◆ Stated problem
Each entry below should be written out exactly as it is, with no pictures.

◆ Record excerpts
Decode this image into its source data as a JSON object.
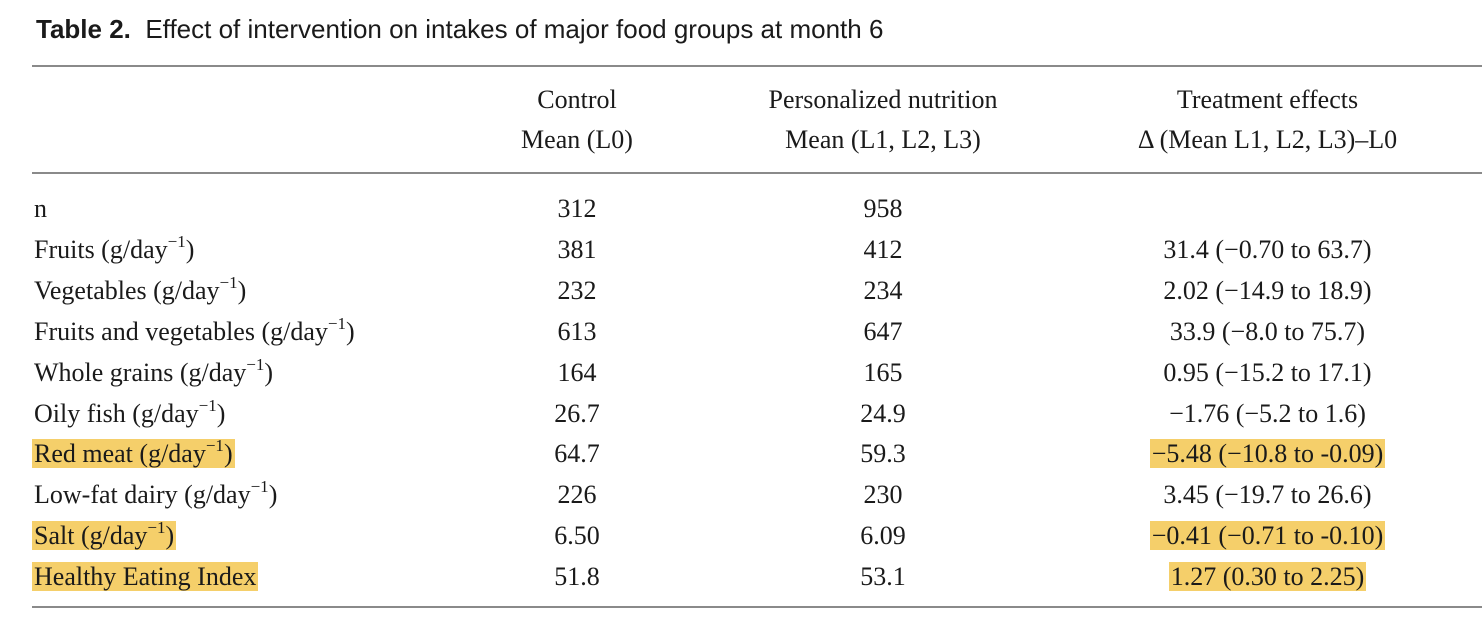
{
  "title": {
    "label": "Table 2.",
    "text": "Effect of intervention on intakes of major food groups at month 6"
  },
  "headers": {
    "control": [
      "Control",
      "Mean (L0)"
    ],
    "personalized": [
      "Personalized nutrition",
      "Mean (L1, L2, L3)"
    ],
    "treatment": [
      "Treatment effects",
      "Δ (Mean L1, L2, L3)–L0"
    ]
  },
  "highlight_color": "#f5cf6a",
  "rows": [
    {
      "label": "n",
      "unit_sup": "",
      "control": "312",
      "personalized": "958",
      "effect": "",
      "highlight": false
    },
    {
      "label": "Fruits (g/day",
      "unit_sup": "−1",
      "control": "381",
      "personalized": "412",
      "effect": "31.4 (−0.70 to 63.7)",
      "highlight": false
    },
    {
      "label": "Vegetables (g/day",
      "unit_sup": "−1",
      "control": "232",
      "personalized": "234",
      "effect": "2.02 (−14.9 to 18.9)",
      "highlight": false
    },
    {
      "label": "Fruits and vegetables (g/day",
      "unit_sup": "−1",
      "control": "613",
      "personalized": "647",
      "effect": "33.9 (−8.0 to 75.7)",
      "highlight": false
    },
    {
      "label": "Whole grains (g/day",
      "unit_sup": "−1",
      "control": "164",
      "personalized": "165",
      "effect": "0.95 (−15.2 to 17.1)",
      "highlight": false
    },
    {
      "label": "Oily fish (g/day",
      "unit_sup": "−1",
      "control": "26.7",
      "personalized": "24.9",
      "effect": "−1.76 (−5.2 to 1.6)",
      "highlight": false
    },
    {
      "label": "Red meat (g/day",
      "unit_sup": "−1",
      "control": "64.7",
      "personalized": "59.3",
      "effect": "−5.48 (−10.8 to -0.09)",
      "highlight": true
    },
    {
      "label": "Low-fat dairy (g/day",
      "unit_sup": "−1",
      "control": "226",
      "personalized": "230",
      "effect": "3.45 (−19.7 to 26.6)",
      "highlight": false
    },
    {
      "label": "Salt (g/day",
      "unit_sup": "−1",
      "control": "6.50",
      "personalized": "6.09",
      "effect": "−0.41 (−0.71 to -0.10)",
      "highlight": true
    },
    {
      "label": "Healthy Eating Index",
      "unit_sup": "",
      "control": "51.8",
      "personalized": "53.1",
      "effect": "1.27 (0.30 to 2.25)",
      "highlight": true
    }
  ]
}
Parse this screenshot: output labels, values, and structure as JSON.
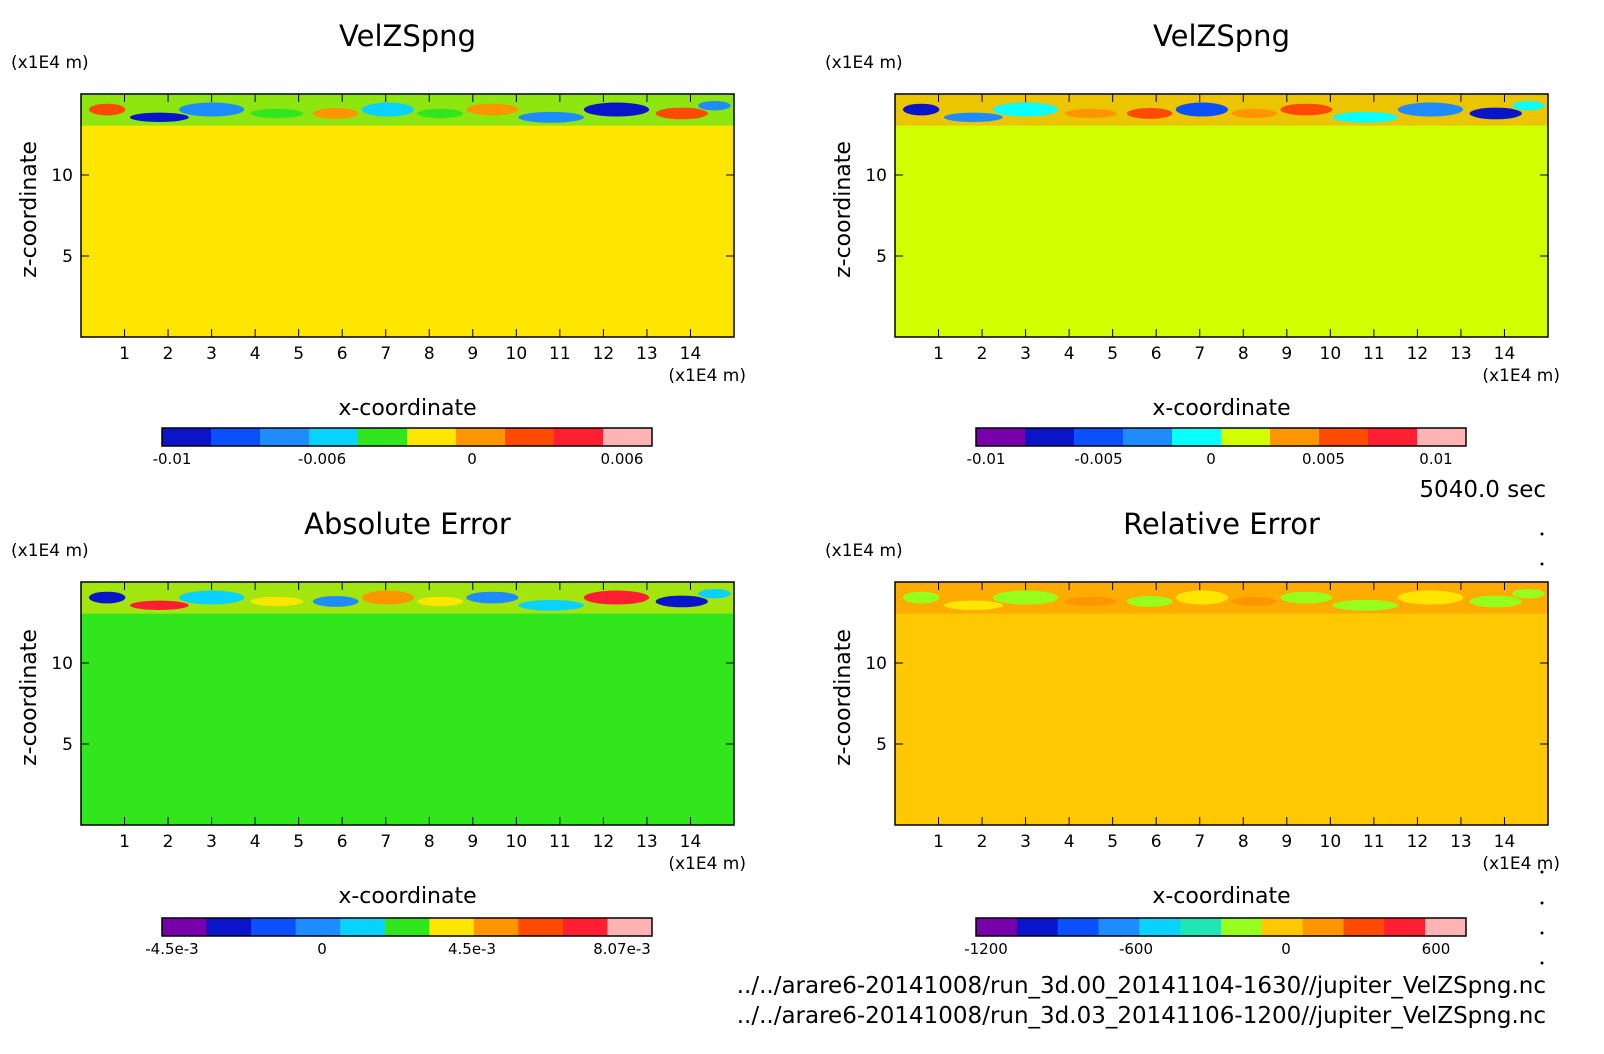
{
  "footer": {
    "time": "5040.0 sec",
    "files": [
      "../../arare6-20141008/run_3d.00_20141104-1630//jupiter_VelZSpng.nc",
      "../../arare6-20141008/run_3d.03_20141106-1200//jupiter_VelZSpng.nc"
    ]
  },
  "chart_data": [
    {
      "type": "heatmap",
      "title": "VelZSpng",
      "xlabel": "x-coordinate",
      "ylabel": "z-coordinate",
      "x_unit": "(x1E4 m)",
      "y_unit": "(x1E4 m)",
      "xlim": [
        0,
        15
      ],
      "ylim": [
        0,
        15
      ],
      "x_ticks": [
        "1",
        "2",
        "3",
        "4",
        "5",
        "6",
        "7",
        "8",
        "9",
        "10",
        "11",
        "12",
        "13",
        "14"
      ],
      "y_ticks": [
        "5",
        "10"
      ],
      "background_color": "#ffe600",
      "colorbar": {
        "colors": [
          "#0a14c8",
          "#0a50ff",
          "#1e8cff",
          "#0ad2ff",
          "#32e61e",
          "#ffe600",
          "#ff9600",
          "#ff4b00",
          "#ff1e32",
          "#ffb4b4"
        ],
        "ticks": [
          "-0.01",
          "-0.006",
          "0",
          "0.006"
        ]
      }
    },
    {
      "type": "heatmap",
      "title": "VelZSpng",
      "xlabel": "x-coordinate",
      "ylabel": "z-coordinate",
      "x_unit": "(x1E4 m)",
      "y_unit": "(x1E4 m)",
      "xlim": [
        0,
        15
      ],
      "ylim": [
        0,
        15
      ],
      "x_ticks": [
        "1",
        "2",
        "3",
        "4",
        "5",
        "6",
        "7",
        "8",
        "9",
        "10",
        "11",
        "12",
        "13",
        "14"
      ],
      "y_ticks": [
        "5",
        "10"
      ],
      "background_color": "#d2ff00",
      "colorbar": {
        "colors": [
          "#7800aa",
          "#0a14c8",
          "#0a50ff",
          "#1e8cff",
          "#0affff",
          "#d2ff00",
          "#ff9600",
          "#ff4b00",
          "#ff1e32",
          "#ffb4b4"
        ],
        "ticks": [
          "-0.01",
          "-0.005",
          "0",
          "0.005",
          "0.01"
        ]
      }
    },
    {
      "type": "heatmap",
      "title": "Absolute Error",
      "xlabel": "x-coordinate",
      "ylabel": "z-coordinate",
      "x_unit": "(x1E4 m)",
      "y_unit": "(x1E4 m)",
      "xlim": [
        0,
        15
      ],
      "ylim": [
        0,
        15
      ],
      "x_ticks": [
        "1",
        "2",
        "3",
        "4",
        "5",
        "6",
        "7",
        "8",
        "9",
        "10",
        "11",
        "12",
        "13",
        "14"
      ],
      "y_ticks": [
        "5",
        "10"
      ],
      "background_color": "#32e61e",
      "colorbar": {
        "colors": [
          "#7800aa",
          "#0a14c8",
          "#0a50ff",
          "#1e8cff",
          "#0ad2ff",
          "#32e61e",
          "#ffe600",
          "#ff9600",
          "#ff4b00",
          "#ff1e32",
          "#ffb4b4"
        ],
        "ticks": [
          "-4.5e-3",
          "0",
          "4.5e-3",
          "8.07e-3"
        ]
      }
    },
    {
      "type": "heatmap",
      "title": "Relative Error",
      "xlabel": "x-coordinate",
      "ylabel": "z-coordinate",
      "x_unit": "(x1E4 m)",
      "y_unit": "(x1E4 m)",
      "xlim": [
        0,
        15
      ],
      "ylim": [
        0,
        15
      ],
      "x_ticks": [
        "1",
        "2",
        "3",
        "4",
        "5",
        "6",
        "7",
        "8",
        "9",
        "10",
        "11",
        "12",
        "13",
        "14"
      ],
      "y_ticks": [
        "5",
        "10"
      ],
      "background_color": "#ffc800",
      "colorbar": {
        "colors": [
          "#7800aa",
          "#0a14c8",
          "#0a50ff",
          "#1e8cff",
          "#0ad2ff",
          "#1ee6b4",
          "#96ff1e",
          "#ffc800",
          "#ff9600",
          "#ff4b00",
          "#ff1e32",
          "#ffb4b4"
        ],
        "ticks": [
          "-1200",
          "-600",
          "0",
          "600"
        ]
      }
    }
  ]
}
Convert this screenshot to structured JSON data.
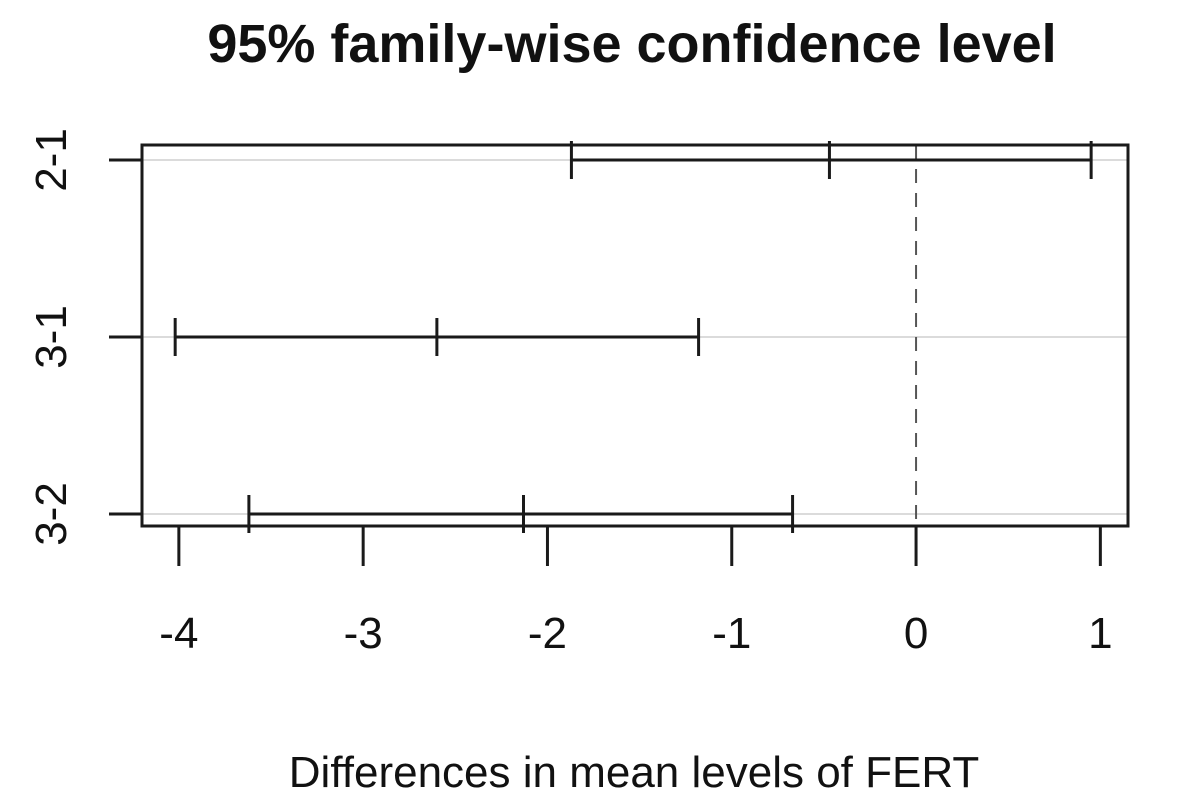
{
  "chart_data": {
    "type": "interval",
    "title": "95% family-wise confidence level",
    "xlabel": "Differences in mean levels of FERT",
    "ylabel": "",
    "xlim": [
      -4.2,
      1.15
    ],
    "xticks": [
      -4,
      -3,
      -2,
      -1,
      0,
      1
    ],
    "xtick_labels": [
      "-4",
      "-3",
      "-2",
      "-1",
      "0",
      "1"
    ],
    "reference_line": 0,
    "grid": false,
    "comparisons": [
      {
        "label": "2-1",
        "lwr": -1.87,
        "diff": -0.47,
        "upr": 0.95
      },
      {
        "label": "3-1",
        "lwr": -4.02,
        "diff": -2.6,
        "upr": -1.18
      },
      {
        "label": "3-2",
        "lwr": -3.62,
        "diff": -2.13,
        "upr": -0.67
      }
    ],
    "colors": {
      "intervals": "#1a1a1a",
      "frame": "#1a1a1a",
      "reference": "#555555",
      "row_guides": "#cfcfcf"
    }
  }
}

◆ Response to this exercise
Decode this image into its source data as a JSON object.
{
  "title": {
    "label": "Table 2.",
    "text": "Effect of intervention on intakes of major food groups at month 6"
  },
  "headers": {
    "control": [
      "Control",
      "Mean (L0)"
    ],
    "personalized": [
      "Personalized nutrition",
      "Mean (L1, L2, L3)"
    ],
    "treatment": [
      "Treatment effects",
      "Δ (Mean L1, L2, L3)–L0"
    ]
  },
  "highlight_color": "#f5cf6a",
  "rows": [
    {
      "label": "n",
      "unit_sup": "",
      "control": "312",
      "personalized": "958",
      "effect": "",
      "highlight": false
    },
    {
      "label": "Fruits (g/day",
      "unit_sup": "−1",
      "control": "381",
      "personalized": "412",
      "effect": "31.4 (−0.70 to 63.7)",
      "highlight": false
    },
    {
      "label": "Vegetables (g/day",
      "unit_sup": "−1",
      "control": "232",
      "personalized": "234",
      "effect": "2.02 (−14.9 to 18.9)",
      "highlight": false
    },
    {
      "label": "Fruits and vegetables (g/day",
      "unit_sup": "−1",
      "control": "613",
      "personalized": "647",
      "effect": "33.9 (−8.0 to 75.7)",
      "highlight": false
    },
    {
      "label": "Whole grains (g/day",
      "unit_sup": "−1",
      "control": "164",
      "personalized": "165",
      "effect": "0.95 (−15.2 to 17.1)",
      "highlight": false
    },
    {
      "label": "Oily fish (g/day",
      "unit_sup": "−1",
      "control": "26.7",
      "personalized": "24.9",
      "effect": "−1.76 (−5.2 to 1.6)",
      "highlight": false
    },
    {
      "label": "Red meat (g/day",
      "unit_sup": "−1",
      "control": "64.7",
      "personalized": "59.3",
      "effect": "−5.48 (−10.8 to -0.09)",
      "highlight": true
    },
    {
      "label": "Low-fat dairy (g/day",
      "unit_sup": "−1",
      "control": "226",
      "personalized": "230",
      "effect": "3.45 (−19.7 to 26.6)",
      "highlight": false
    },
    {
      "label": "Salt (g/day",
      "unit_sup": "−1",
      "control": "6.50",
      "personalized": "6.09",
      "effect": "−0.41 (−0.71 to -0.10)",
      "highlight": true
    },
    {
      "label": "Healthy Eating Index",
      "unit_sup": "",
      "control": "51.8",
      "personalized": "53.1",
      "effect": "1.27 (0.30 to 2.25)",
      "highlight": true
    }
  ]
}
Parse this screenshot: output labels, values, and structure as JSON.
{
  "footer": {
    "time": "5040.0 sec",
    "files": [
      "../../arare6-20141008/run_3d.00_20141104-1630//jupiter_VelZSpng.nc",
      "../../arare6-20141008/run_3d.03_20141106-1200//jupiter_VelZSpng.nc"
    ]
  },
  "chart_data": [
    {
      "type": "heatmap",
      "title": "VelZSpng",
      "xlabel": "x-coordinate",
      "ylabel": "z-coordinate",
      "x_unit": "(x1E4 m)",
      "y_unit": "(x1E4 m)",
      "xlim": [
        0,
        15
      ],
      "ylim": [
        0,
        15
      ],
      "x_ticks": [
        "1",
        "2",
        "3",
        "4",
        "5",
        "6",
        "7",
        "8",
        "9",
        "10",
        "11",
        "12",
        "13",
        "14"
      ],
      "y_ticks": [
        "5",
        "10"
      ],
      "background_color": "#ffe600",
      "colorbar": {
        "colors": [
          "#0a14c8",
          "#0a50ff",
          "#1e8cff",
          "#0ad2ff",
          "#32e61e",
          "#ffe600",
          "#ff9600",
          "#ff4b00",
          "#ff1e32",
          "#ffb4b4"
        ],
        "ticks": [
          "-0.01",
          "-0.006",
          "0",
          "0.006"
        ]
      }
    },
    {
      "type": "heatmap",
      "title": "VelZSpng",
      "xlabel": "x-coordinate",
      "ylabel": "z-coordinate",
      "x_unit": "(x1E4 m)",
      "y_unit": "(x1E4 m)",
      "xlim": [
        0,
        15
      ],
      "ylim": [
        0,
        15
      ],
      "x_ticks": [
        "1",
        "2",
        "3",
        "4",
        "5",
        "6",
        "7",
        "8",
        "9",
        "10",
        "11",
        "12",
        "13",
        "14"
      ],
      "y_ticks": [
        "5",
        "10"
      ],
      "background_color": "#d2ff00",
      "colorbar": {
        "colors": [
          "#7800aa",
          "#0a14c8",
          "#0a50ff",
          "#1e8cff",
          "#0affff",
          "#d2ff00",
          "#ff9600",
          "#ff4b00",
          "#ff1e32",
          "#ffb4b4"
        ],
        "ticks": [
          "-0.01",
          "-0.005",
          "0",
          "0.005",
          "0.01"
        ]
      }
    },
    {
      "type": "heatmap",
      "title": "Absolute Error",
      "xlabel": "x-coordinate",
      "ylabel": "z-coordinate",
      "x_unit": "(x1E4 m)",
      "y_unit": "(x1E4 m)",
      "xlim": [
        0,
        15
      ],
      "ylim": [
        0,
        15
      ],
      "x_ticks": [
        "1",
        "2",
        "3",
        "4",
        "5",
        "6",
        "7",
        "8",
        "9",
        "10",
        "11",
        "12",
        "13",
        "14"
      ],
      "y_ticks": [
        "5",
        "10"
      ],
      "background_color": "#32e61e",
      "colorbar": {
        "colors": [
          "#7800aa",
          "#0a14c8",
          "#0a50ff",
          "#1e8cff",
          "#0ad2ff",
          "#32e61e",
          "#ffe600",
          "#ff9600",
          "#ff4b00",
          "#ff1e32",
          "#ffb4b4"
        ],
        "ticks": [
          "-4.5e-3",
          "0",
          "4.5e-3",
          "8.07e-3"
        ]
      }
    },
    {
      "type": "heatmap",
      "title": "Relative Error",
      "xlabel": "x-coordinate",
      "ylabel": "z-coordinate",
      "x_unit": "(x1E4 m)",
      "y_unit": "(x1E4 m)",
      "xlim": [
        0,
        15
      ],
      "ylim": [
        0,
        15
      ],
      "x_ticks": [
        "1",
        "2",
        "3",
        "4",
        "5",
        "6",
        "7",
        "8",
        "9",
        "10",
        "11",
        "12",
        "13",
        "14"
      ],
      "y_ticks": [
        "5",
        "10"
      ],
      "background_color": "#ffc800",
      "colorbar": {
        "colors": [
          "#7800aa",
          "#0a14c8",
          "#0a50ff",
          "#1e8cff",
          "#0ad2ff",
          "#1ee6b4",
          "#96ff1e",
          "#ffc800",
          "#ff9600",
          "#ff4b00",
          "#ff1e32",
          "#ffb4b4"
        ],
        "ticks": [
          "-1200",
          "-600",
          "0",
          "600"
        ]
      }
    }
  ]
}
Convert this screenshot to structured JSON data.
{
  "chart_data": {
    "type": "interval",
    "title": "95% family-wise confidence level",
    "xlabel": "Differences in mean levels of FERT",
    "ylabel": "",
    "xlim": [
      -4.2,
      1.15
    ],
    "xticks": [
      -4,
      -3,
      -2,
      -1,
      0,
      1
    ],
    "xtick_labels": [
      "-4",
      "-3",
      "-2",
      "-1",
      "0",
      "1"
    ],
    "reference_line": 0,
    "grid": false,
    "comparisons": [
      {
        "label": "2-1",
        "lwr": -1.87,
        "diff": -0.47,
        "upr": 0.95
      },
      {
        "label": "3-1",
        "lwr": -4.02,
        "diff": -2.6,
        "upr": -1.18
      },
      {
        "label": "3-2",
        "lwr": -3.62,
        "diff": -2.13,
        "upr": -0.67
      }
    ],
    "colors": {
      "intervals": "#1a1a1a",
      "frame": "#1a1a1a",
      "reference": "#555555",
      "row_guides": "#cfcfcf"
    }
  }
}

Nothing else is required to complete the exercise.